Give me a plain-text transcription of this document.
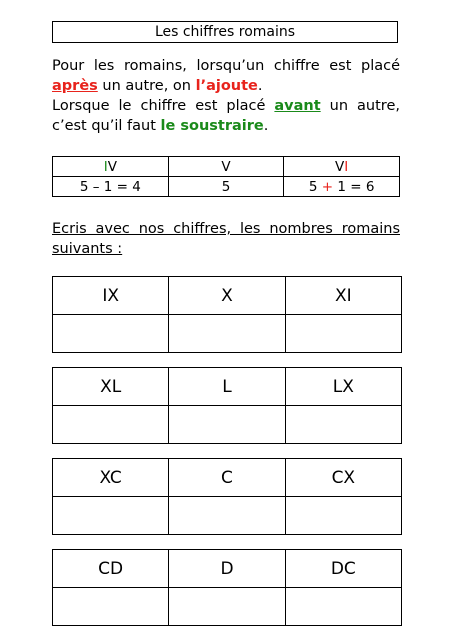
Les chiffres romains

Pour les romains, lorsqu’un chiffre est placé après un autre, on l’ajoute.

Lorsque le chiffre est placé avant un autre, c’est qu’il faut le soustraire.

IV	V	VI
5 – 1 = 4	5	5 + 1 = 6
Ecris avec nos chiffres, les nombres romains suivants :
IX	X	XI

XL	L	LX

XC	C	CX

CD	D	DC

== TASK TO CARRY OUT ==
Retype each record exactly as it stands, but do not include the pictures.

== SOLUTION TO THE PROBLEM ==
Give me a plain-text transcription of this document.
Les chiffres romains

Pour les romains, lorsqu’un chiffre est placé après un autre, on l’ajoute.

Lorsque le chiffre est placé avant un autre, c’est qu’il faut le soustraire.

IV	V	VI
5 – 1 = 4	5	5 + 1 = 6
Ecris avec nos chiffres, les nombres romains suivants :
IX	X	XI

XL	L	LX

XC	C	CX

CD	D	DC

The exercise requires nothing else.